Pictures aside, repeat every entry exactly.

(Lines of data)
========
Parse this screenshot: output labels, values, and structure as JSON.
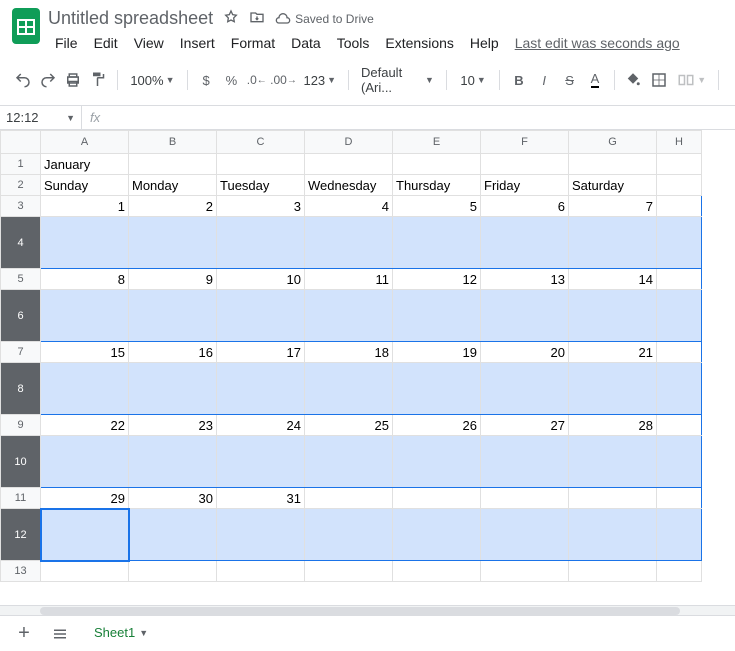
{
  "header": {
    "title": "Untitled spreadsheet",
    "saved": "Saved to Drive",
    "last_edit": "Last edit was seconds ago"
  },
  "menu": [
    "File",
    "Edit",
    "View",
    "Insert",
    "Format",
    "Data",
    "Tools",
    "Extensions",
    "Help"
  ],
  "toolbar": {
    "zoom": "100%",
    "font": "Default (Ari...",
    "size": "10",
    "format123": "123"
  },
  "namebox": "12:12",
  "cols": [
    "A",
    "B",
    "C",
    "D",
    "E",
    "F",
    "G",
    "H"
  ],
  "rows": [
    "1",
    "2",
    "3",
    "4",
    "5",
    "6",
    "7",
    "8",
    "9",
    "10",
    "11",
    "12",
    "13"
  ],
  "cells": {
    "r1": {
      "A": "January"
    },
    "r2": {
      "A": "Sunday",
      "B": "Monday",
      "C": "Tuesday",
      "D": "Wednesday",
      "E": "Thursday",
      "F": "Friday",
      "G": "Saturday"
    },
    "r3": {
      "A": "1",
      "B": "2",
      "C": "3",
      "D": "4",
      "E": "5",
      "F": "6",
      "G": "7"
    },
    "r5": {
      "A": "8",
      "B": "9",
      "C": "10",
      "D": "11",
      "E": "12",
      "F": "13",
      "G": "14"
    },
    "r7": {
      "A": "15",
      "B": "16",
      "C": "17",
      "D": "18",
      "E": "19",
      "F": "20",
      "G": "21"
    },
    "r9": {
      "A": "22",
      "B": "23",
      "C": "24",
      "D": "25",
      "E": "26",
      "F": "27",
      "G": "28"
    },
    "r11": {
      "A": "29",
      "B": "30",
      "C": "31"
    }
  },
  "sheets": {
    "tab1": "Sheet1"
  }
}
========
__CORRECT RESULT__.
Parse this screenshot: output labels, values, and structure as JSON.
{
  "header": {
    "title": "Untitled spreadsheet",
    "saved": "Saved to Drive",
    "last_edit": "Last edit was seconds ago"
  },
  "menu": [
    "File",
    "Edit",
    "View",
    "Insert",
    "Format",
    "Data",
    "Tools",
    "Extensions",
    "Help"
  ],
  "toolbar": {
    "zoom": "100%",
    "font": "Default (Ari...",
    "size": "10",
    "format123": "123"
  },
  "namebox": "12:12",
  "cols": [
    "A",
    "B",
    "C",
    "D",
    "E",
    "F",
    "G",
    "H"
  ],
  "rows": [
    "1",
    "2",
    "3",
    "4",
    "5",
    "6",
    "7",
    "8",
    "9",
    "10",
    "11",
    "12",
    "13"
  ],
  "cells": {
    "r1": {
      "A": "January"
    },
    "r2": {
      "A": "Sunday",
      "B": "Monday",
      "C": "Tuesday",
      "D": "Wednesday",
      "E": "Thursday",
      "F": "Friday",
      "G": "Saturday"
    },
    "r3": {
      "A": "1",
      "B": "2",
      "C": "3",
      "D": "4",
      "E": "5",
      "F": "6",
      "G": "7"
    },
    "r5": {
      "A": "8",
      "B": "9",
      "C": "10",
      "D": "11",
      "E": "12",
      "F": "13",
      "G": "14"
    },
    "r7": {
      "A": "15",
      "B": "16",
      "C": "17",
      "D": "18",
      "E": "19",
      "F": "20",
      "G": "21"
    },
    "r9": {
      "A": "22",
      "B": "23",
      "C": "24",
      "D": "25",
      "E": "26",
      "F": "27",
      "G": "28"
    },
    "r11": {
      "A": "29",
      "B": "30",
      "C": "31"
    }
  },
  "sheets": {
    "tab1": "Sheet1"
  }
}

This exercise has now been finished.